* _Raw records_
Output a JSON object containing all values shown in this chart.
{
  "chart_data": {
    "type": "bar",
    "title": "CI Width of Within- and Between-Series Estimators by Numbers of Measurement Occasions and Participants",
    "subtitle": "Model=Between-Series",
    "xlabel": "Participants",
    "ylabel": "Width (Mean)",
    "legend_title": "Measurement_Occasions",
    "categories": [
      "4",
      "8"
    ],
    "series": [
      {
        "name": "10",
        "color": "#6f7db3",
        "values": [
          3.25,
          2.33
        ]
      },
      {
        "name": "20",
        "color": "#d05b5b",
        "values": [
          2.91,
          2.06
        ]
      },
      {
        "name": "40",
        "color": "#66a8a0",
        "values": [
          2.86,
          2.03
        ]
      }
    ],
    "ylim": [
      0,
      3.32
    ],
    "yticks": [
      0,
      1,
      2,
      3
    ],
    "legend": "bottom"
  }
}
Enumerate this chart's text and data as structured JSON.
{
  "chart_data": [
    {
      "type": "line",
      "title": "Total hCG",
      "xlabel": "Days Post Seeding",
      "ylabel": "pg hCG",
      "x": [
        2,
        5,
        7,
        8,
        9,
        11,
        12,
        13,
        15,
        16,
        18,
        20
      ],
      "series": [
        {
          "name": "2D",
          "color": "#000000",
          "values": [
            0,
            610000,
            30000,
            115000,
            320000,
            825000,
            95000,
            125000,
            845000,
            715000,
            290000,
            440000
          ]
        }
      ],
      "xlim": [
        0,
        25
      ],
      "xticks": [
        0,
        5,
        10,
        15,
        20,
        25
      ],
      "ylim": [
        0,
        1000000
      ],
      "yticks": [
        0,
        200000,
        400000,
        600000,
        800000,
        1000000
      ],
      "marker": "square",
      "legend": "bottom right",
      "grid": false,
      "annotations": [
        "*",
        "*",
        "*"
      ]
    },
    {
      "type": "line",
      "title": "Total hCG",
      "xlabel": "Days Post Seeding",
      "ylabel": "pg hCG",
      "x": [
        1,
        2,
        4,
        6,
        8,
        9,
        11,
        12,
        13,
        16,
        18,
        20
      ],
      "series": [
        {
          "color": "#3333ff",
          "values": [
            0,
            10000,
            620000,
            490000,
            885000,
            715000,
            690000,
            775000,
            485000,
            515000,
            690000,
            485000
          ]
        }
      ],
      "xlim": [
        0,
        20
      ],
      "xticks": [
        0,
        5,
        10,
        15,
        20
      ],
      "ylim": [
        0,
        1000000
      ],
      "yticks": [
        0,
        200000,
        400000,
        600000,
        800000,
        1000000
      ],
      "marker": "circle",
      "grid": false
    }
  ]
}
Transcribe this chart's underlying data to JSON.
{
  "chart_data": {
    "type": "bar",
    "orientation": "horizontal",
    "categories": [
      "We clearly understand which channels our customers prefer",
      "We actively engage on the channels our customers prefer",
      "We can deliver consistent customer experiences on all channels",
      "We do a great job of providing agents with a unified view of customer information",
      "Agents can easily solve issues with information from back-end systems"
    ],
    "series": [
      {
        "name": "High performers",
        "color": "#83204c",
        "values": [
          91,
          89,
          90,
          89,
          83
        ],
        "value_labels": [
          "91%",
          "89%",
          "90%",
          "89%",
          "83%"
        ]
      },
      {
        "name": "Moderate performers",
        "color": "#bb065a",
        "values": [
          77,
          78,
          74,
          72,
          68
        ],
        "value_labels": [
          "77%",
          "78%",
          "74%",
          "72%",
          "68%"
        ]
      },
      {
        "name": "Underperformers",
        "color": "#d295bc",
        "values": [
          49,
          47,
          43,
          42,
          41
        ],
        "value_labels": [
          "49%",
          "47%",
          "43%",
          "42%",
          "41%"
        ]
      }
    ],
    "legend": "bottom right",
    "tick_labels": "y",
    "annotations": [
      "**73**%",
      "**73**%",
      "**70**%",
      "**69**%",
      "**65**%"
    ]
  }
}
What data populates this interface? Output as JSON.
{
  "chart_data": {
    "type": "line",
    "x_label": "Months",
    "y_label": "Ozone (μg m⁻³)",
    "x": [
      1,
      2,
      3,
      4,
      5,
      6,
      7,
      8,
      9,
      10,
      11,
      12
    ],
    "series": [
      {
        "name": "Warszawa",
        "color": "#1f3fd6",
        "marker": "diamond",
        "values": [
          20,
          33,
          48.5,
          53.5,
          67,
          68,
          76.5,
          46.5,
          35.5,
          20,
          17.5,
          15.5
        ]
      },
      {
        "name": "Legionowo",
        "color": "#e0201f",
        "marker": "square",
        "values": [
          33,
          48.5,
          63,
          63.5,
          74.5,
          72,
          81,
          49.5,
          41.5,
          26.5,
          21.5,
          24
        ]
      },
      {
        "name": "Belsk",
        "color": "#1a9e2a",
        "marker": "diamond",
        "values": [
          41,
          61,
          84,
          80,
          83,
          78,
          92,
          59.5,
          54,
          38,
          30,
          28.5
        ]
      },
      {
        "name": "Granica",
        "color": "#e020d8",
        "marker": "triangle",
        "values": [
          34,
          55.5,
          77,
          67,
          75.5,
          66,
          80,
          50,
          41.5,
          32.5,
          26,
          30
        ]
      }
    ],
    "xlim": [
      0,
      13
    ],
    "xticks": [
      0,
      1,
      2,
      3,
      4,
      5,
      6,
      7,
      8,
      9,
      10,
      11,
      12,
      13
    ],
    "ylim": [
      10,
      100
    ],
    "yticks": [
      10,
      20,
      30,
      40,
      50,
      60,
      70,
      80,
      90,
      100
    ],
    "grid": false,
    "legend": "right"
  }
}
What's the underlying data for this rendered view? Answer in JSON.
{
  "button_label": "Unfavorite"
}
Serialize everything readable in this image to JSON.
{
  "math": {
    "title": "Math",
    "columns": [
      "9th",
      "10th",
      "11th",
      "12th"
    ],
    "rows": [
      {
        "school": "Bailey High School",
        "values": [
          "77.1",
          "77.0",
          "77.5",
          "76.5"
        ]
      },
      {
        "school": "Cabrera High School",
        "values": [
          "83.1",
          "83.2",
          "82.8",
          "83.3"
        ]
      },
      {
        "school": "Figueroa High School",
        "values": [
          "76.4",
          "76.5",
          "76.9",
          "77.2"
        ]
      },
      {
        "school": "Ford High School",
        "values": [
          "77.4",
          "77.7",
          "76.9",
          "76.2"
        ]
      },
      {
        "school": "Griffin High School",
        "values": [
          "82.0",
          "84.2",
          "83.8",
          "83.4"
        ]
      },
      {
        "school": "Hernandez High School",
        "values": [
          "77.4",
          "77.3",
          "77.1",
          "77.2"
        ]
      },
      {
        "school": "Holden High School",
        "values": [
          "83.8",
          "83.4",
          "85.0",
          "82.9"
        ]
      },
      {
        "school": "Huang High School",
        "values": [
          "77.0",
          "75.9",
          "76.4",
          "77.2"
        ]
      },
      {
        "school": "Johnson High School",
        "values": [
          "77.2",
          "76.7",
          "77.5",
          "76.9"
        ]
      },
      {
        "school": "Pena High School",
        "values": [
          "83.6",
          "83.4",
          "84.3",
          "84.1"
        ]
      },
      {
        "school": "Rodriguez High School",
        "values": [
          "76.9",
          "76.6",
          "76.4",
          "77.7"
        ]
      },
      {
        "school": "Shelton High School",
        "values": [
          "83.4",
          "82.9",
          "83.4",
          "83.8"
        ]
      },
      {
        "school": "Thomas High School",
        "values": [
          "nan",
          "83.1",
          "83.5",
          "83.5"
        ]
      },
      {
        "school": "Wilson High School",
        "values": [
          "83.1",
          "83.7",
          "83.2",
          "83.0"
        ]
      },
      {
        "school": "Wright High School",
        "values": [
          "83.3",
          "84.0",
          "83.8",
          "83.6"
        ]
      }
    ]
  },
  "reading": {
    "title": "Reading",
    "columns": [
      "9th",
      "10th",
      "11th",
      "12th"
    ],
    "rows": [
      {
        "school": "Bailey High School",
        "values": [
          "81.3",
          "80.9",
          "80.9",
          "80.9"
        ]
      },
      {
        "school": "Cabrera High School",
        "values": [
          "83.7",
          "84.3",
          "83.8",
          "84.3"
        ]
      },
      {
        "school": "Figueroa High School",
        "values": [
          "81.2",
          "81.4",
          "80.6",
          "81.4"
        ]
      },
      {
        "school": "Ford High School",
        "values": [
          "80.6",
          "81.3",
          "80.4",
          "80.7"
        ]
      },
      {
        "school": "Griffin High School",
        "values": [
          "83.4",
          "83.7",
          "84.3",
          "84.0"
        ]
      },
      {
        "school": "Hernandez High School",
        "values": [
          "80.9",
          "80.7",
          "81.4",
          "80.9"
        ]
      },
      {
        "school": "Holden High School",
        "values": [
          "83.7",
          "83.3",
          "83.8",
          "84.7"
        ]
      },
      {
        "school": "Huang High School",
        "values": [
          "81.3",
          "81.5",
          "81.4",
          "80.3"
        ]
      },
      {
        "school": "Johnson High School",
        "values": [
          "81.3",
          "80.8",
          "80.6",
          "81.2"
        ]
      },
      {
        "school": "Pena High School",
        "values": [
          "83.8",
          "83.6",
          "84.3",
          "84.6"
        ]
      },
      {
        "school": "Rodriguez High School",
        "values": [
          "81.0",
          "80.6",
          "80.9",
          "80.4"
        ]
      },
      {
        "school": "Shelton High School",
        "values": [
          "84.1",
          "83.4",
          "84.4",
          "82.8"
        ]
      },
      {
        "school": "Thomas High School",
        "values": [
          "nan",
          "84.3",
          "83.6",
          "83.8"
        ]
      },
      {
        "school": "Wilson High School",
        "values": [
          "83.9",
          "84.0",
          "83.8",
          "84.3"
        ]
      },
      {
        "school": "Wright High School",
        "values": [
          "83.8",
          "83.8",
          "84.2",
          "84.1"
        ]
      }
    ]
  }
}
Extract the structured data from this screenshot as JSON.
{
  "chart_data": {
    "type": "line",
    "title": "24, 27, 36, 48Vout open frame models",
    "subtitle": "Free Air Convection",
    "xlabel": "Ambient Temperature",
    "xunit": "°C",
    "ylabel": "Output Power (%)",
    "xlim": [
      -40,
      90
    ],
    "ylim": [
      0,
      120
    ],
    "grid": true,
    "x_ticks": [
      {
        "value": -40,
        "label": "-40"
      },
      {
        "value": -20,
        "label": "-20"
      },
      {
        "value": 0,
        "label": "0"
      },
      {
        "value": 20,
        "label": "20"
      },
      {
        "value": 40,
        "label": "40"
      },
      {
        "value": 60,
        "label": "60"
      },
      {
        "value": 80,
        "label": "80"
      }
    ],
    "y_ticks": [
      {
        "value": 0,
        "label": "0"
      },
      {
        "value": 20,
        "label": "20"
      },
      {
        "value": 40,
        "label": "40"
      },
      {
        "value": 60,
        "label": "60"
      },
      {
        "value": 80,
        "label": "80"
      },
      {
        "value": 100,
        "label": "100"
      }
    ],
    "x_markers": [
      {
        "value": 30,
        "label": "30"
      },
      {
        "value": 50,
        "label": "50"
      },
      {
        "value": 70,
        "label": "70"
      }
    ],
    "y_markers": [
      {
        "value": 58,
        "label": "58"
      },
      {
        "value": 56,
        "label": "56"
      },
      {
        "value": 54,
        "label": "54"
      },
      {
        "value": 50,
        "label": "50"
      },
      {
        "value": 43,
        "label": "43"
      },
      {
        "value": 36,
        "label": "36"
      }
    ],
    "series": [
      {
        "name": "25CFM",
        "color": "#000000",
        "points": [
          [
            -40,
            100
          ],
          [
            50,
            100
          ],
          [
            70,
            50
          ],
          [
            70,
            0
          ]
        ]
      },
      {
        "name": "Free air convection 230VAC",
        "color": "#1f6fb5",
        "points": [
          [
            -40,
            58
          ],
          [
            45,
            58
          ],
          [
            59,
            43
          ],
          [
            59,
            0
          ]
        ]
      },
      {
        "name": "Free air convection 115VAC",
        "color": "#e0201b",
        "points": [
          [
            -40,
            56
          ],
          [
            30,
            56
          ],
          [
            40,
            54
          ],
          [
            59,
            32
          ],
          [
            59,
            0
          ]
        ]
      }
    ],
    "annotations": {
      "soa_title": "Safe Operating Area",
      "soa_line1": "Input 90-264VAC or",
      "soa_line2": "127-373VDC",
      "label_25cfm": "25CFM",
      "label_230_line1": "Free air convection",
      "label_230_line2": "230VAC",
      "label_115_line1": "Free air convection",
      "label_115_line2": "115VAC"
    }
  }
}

* _TASK_
Of all the lines above, how many contain the word "customers"? Give the number and nothing else.

* _PROBLEM SOLUTION_
2